=== PASSAGE TO READ ===
Mount Barney National Park hosts some of my favourite mountain hikes near Brisbane. If you’ve already done the most popular hikes in the park (Mount Maroon, Mount Barney, the Lower Portals), then it’s time to consider Montserrat Lookout and the Upper Portals Circuit. 

Distance: 12 km
Time: 4.5 hours
Difficulty: moderate/hard

Disclaimer: The hiking time and difficulty are based on our experience. We are experienced hikers with a good level of fitness, used to hiking long distances and scrambling. We possess good navigation skills and use a Garmin watch* with a GPS navigation map. Always check the park alerts and notes, as trail conditions change over time, which may affect the hike’s level of difficulty.

The hike to Montserrat Lookout is steep and doesn’t offer extensive views before reaching the summit (1,013m above sea level). Still, it’s worth the effort: it probably is the best and closest view you can get of Mount Barney and Mount Maroon. Plus, you get the opportunity to enjoy the calm Upper Portals.
===
WHAT YOU SHOULD DO:
Reproduce the Montserrat Lookout passage word for word, from "The hike to" to "calm Upper Portals.". Answer only from the Montserrat Lookout passage above.
=== SUPPLIED MATERIAL ===
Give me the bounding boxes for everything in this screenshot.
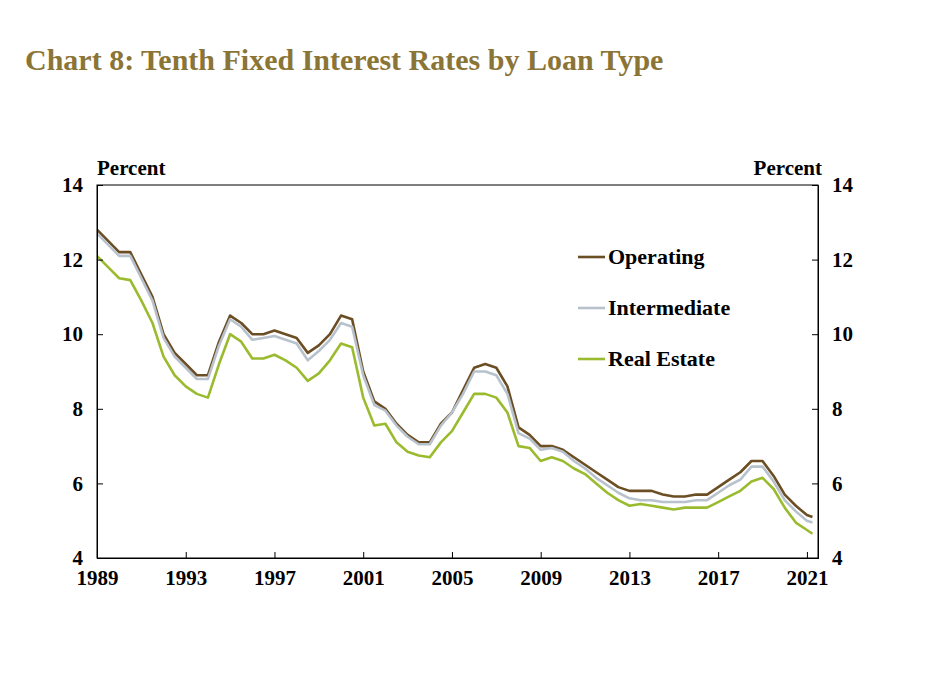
===
=== SUPPLIED MATERIAL ===
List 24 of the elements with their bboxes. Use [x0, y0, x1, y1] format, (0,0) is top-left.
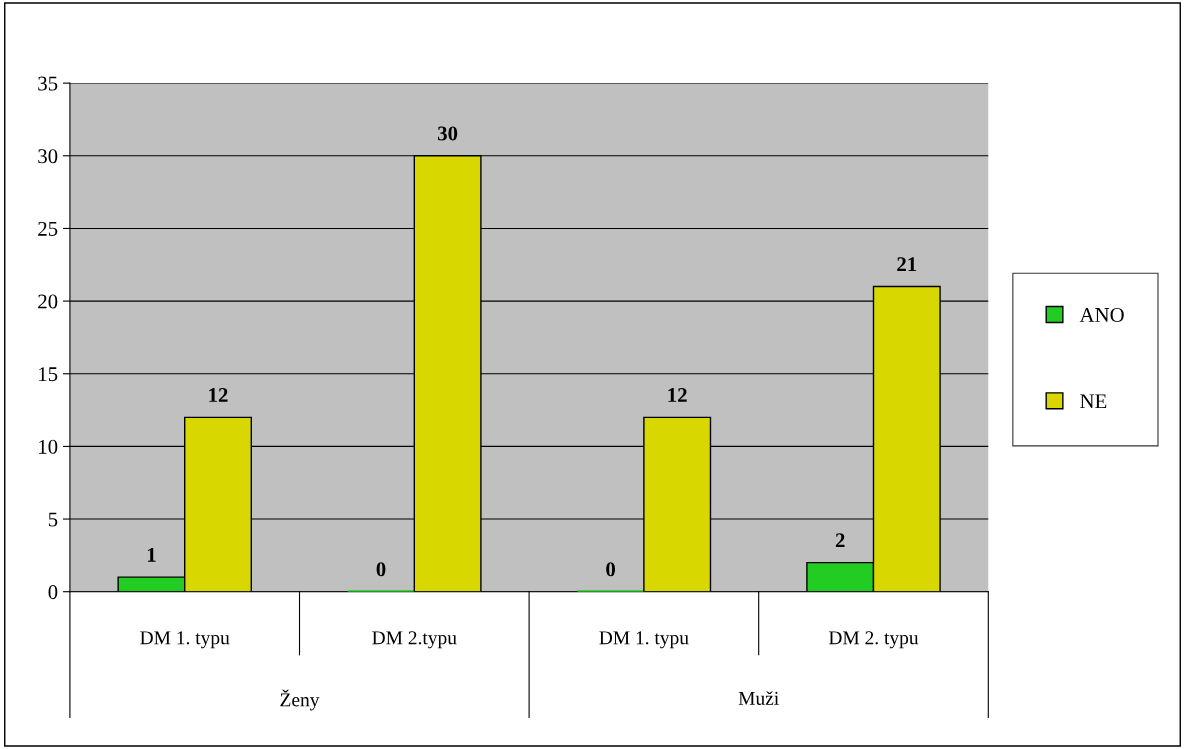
===
=== SUPPLIED MATERIAL ===
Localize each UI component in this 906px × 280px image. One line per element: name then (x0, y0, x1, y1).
===
ANSWER FOR THIS EXERCISE:
The hike to Montserrat Lookout is steep and doesn’t offer extensive views before reaching the summit (1,013m above sea level). Still, it’s worth the effort: it probably is the best and closest view you can get of Mount Barney and Mount Maroon. Plus, you get the opportunity to enjoy the calm Upper Portals.